• _TASK REQUIREMENTS_
Only a number is wanted: how many lines of the entries include the string "this"?
## START
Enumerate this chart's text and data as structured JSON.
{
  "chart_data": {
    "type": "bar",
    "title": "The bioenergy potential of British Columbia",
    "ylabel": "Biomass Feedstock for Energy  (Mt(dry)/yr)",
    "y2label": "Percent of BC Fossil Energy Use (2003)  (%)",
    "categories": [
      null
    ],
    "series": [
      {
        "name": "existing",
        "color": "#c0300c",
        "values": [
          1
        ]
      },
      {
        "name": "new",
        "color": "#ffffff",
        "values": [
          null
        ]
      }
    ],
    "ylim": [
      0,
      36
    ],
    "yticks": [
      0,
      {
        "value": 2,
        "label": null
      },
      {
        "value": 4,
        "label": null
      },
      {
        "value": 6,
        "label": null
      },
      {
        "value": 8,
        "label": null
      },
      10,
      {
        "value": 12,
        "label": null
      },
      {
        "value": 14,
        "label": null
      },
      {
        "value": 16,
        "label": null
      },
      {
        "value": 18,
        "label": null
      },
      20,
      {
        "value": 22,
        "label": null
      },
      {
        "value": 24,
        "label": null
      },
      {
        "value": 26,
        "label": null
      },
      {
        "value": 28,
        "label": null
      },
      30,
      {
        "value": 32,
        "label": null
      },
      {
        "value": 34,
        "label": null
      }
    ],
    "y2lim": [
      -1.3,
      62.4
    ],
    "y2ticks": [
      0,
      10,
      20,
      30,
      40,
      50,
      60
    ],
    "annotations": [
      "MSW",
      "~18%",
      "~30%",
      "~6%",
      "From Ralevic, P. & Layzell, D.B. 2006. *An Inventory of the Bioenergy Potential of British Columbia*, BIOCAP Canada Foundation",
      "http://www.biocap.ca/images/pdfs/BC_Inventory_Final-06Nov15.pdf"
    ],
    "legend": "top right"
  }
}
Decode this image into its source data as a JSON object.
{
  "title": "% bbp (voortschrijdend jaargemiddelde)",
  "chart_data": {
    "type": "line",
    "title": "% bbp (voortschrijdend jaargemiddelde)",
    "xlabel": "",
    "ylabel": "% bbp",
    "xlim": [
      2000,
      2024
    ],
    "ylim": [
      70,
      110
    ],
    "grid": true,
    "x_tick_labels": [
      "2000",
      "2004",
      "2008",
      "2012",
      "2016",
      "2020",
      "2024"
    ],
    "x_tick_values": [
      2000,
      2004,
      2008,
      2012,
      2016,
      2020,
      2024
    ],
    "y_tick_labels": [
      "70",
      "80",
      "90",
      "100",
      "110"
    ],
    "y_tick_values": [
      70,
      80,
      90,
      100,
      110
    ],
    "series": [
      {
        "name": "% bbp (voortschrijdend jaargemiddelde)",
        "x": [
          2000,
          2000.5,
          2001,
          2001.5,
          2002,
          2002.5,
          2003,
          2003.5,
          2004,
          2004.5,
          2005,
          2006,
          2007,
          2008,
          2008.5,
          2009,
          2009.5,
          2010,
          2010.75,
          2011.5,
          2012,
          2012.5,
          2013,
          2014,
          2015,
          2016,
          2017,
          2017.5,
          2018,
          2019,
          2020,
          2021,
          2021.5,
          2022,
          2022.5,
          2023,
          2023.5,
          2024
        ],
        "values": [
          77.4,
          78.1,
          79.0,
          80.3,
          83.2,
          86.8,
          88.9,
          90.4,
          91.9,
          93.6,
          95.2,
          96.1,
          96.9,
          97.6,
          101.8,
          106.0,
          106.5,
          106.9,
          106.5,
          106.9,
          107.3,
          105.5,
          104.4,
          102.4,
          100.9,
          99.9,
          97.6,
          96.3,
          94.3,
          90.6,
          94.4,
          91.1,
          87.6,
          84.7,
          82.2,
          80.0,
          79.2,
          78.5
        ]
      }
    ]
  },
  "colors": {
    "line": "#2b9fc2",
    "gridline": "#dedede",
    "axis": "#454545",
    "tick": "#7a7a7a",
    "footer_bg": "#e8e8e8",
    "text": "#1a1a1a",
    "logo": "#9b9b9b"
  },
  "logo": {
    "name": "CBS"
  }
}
## END
• _TASK RESPONSE_
2